_Task material:_
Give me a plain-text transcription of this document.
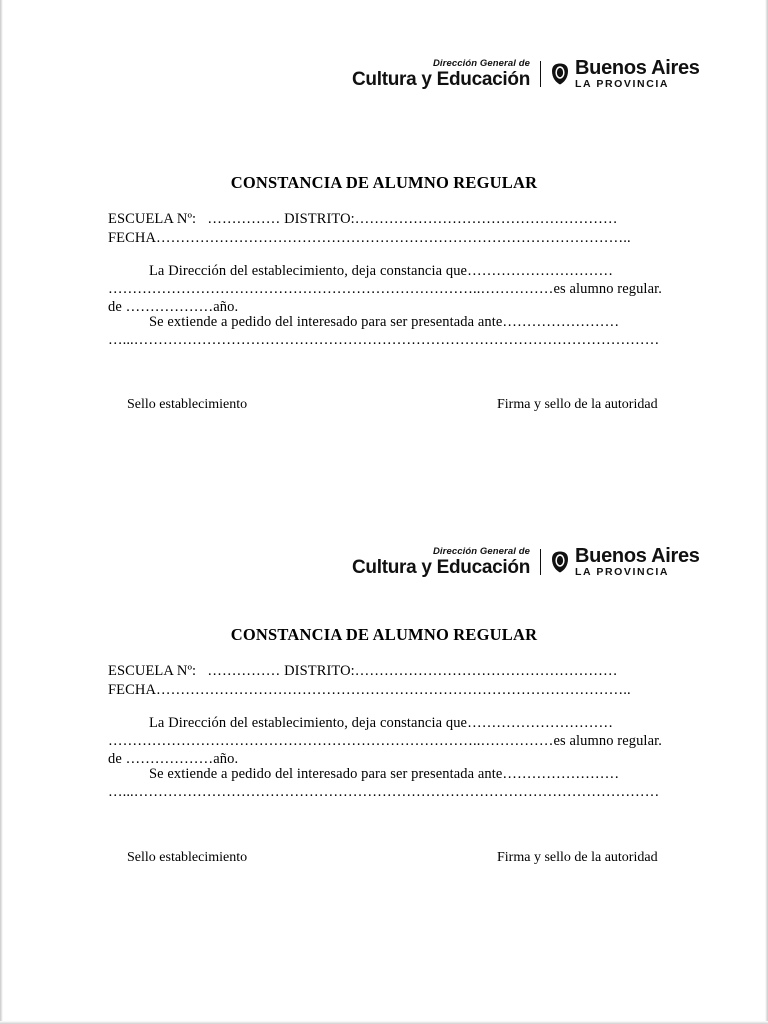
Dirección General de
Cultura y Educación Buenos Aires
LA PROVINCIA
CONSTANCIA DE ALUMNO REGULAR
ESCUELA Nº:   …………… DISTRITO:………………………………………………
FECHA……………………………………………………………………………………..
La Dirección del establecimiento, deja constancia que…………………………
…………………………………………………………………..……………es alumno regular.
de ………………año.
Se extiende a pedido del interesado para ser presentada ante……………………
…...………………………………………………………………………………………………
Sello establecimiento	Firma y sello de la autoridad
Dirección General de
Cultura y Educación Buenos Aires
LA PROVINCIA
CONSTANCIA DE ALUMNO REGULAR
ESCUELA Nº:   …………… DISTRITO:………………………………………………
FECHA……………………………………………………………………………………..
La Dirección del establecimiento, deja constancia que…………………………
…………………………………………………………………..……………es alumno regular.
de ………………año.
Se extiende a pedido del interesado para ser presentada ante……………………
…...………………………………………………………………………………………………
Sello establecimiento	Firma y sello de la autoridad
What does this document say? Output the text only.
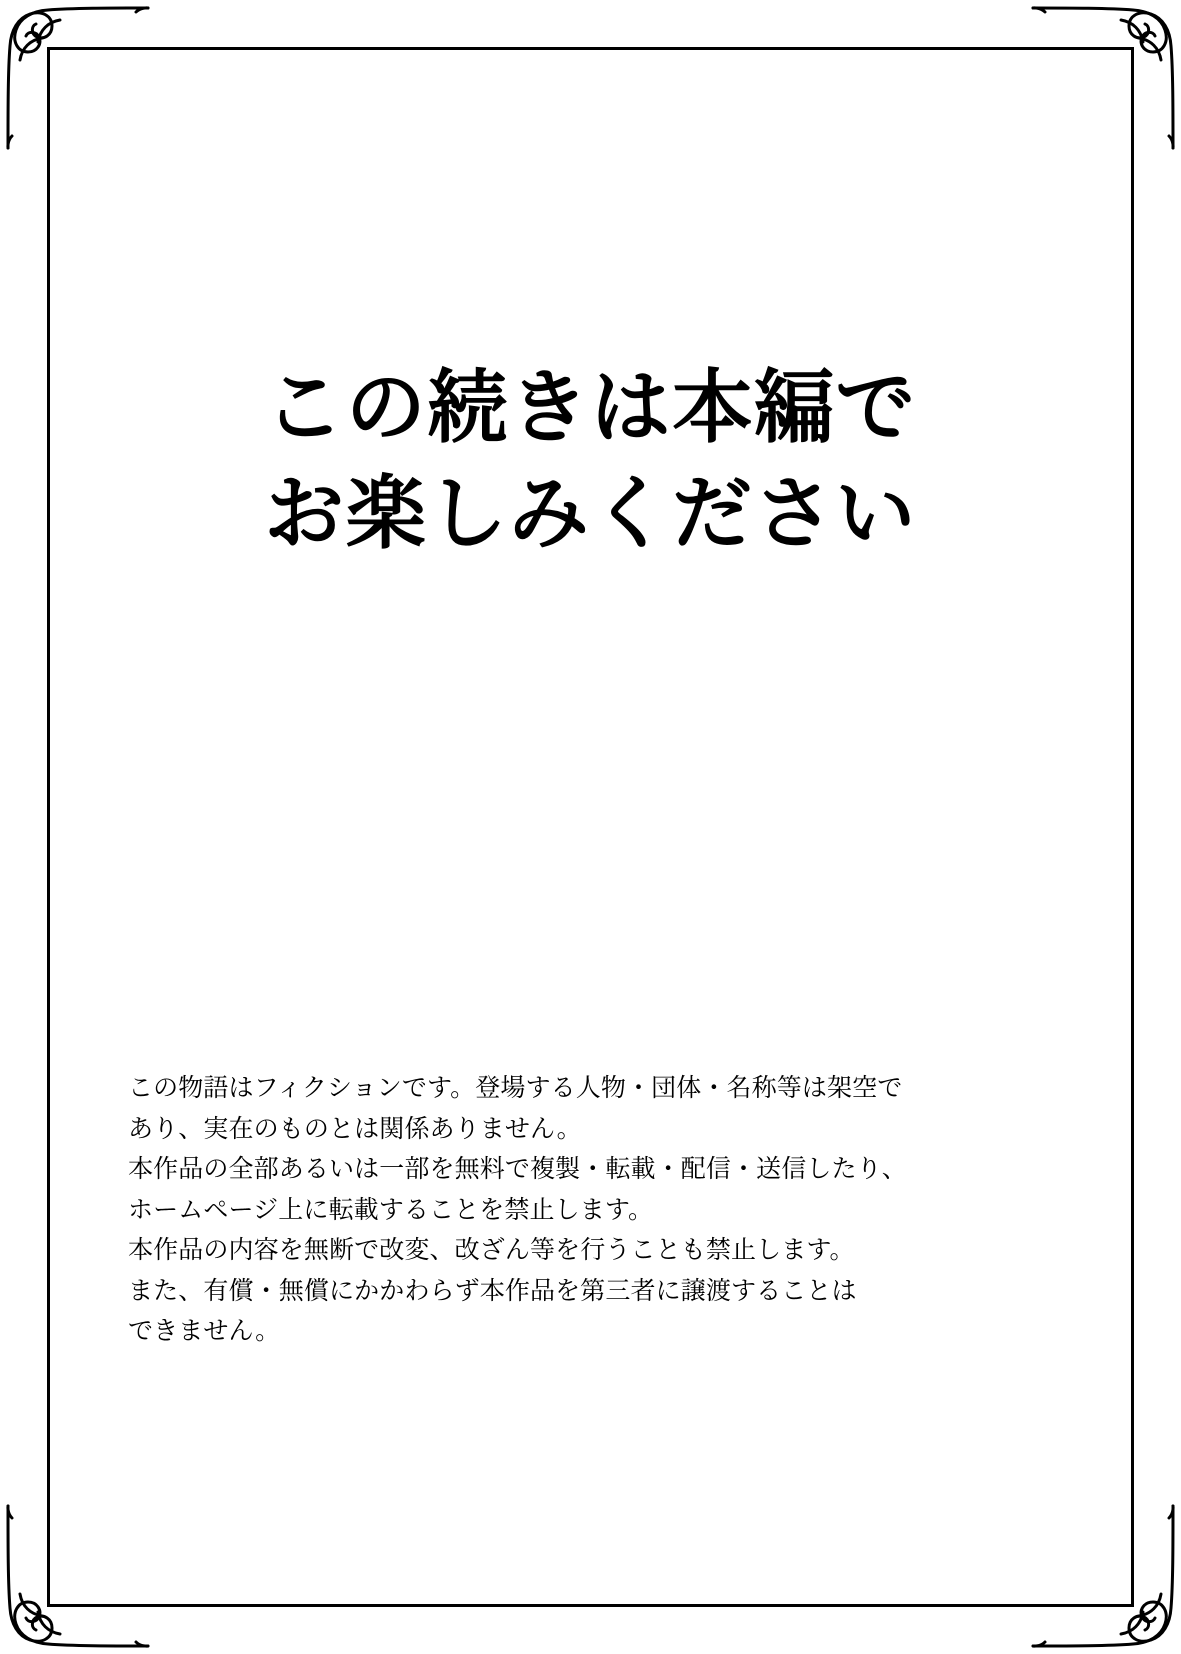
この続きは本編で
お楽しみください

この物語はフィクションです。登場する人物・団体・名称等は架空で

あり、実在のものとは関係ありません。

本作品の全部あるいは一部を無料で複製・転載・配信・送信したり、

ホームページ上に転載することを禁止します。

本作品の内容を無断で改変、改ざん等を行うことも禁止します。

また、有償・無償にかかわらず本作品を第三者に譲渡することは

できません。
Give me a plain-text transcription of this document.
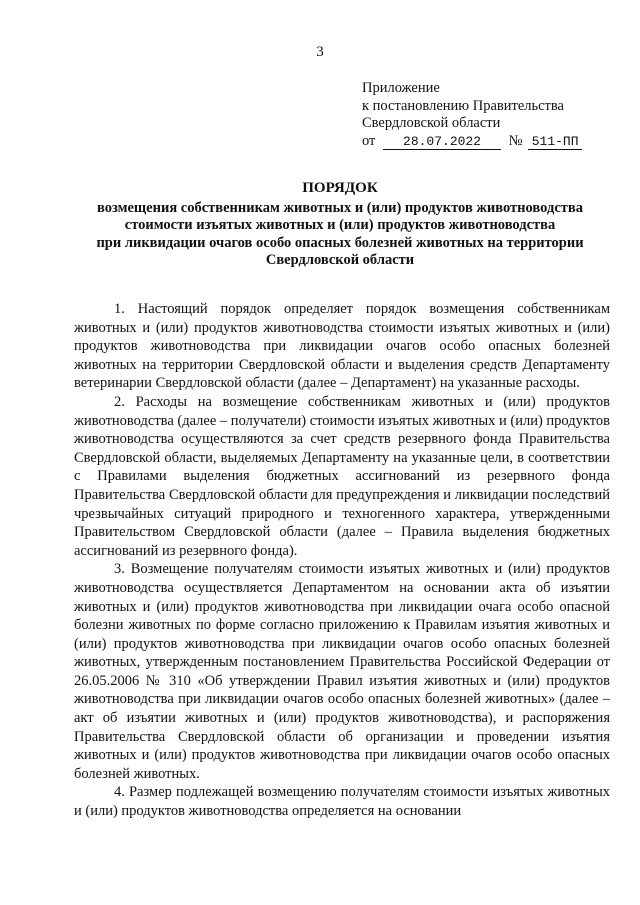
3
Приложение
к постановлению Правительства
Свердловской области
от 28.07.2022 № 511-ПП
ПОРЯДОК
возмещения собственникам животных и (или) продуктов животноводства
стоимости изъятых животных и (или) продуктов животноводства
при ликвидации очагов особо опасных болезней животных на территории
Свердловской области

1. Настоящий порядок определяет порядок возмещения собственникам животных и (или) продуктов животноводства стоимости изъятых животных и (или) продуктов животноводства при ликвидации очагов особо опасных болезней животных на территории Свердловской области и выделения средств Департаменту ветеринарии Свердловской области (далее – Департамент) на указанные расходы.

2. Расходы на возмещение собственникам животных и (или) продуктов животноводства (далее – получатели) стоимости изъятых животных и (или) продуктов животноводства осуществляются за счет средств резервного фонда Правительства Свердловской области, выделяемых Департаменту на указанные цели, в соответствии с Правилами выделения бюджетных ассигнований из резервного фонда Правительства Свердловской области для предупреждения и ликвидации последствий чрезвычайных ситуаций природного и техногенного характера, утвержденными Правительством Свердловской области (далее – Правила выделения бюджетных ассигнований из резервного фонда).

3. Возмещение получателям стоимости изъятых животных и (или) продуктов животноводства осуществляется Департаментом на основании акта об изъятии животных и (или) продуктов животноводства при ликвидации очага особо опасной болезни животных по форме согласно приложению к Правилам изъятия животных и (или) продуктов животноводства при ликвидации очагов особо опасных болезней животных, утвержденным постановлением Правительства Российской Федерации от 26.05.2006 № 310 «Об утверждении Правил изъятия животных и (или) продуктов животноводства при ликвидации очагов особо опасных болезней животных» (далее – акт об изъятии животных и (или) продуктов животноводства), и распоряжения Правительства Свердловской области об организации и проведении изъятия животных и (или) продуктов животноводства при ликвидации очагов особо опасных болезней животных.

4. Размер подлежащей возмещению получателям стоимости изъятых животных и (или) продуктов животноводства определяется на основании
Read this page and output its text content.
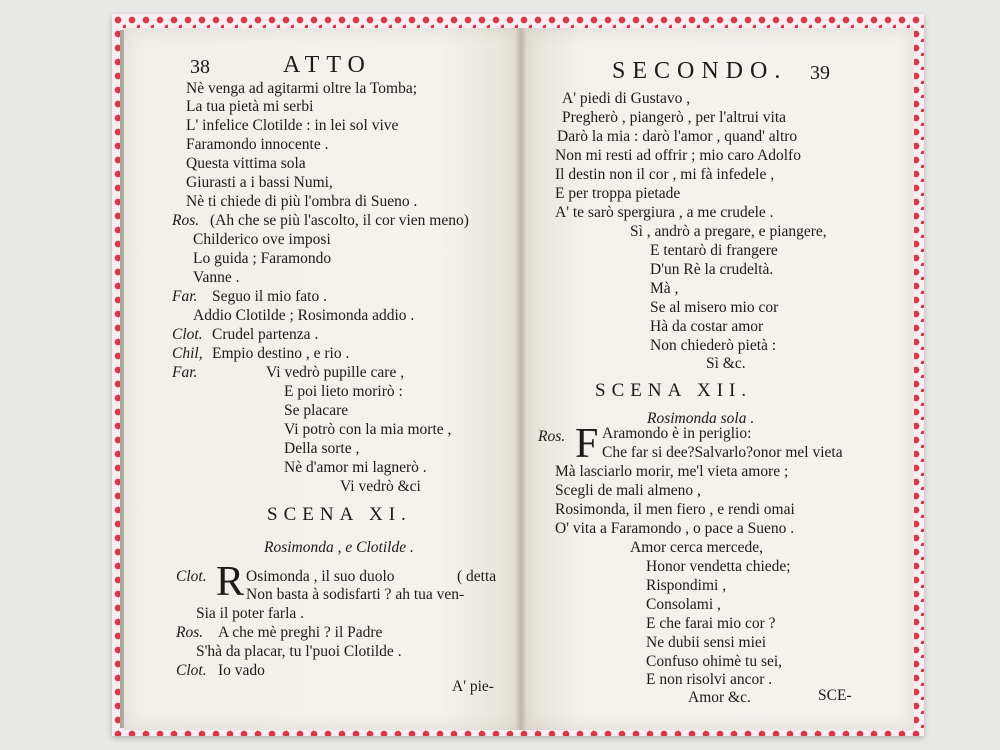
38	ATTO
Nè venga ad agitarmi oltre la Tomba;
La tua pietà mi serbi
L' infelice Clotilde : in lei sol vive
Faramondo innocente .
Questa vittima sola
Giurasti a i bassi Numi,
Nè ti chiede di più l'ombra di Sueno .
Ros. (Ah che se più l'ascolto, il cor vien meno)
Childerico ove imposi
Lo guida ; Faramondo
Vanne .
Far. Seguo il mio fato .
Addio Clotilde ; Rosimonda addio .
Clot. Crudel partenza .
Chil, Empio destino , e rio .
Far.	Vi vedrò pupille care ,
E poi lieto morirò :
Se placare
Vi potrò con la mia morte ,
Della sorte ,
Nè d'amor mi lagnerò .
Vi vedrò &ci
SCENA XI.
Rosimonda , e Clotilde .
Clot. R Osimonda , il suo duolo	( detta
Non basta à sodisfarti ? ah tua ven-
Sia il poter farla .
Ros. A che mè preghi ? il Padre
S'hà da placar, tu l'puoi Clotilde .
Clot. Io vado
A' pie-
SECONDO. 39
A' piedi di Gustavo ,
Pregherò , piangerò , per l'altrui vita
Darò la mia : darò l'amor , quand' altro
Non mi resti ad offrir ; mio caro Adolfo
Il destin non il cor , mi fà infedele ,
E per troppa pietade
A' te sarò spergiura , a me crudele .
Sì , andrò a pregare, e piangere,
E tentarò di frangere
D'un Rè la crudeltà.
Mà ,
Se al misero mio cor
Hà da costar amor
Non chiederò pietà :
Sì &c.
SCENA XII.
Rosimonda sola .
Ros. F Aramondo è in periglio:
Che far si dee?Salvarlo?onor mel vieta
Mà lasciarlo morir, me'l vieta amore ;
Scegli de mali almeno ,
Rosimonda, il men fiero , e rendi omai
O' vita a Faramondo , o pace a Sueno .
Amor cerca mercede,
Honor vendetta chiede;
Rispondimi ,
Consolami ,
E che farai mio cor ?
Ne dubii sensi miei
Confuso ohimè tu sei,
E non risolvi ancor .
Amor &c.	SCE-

_What the task asks:_ Pick every line with "text" in it and copy it.

_Answer to this problem:_
Give me a plain-text transcription of this document.
What does this document say? Output the text only.
Give me a plain-text transcription of this document.
Read this page and output its text content.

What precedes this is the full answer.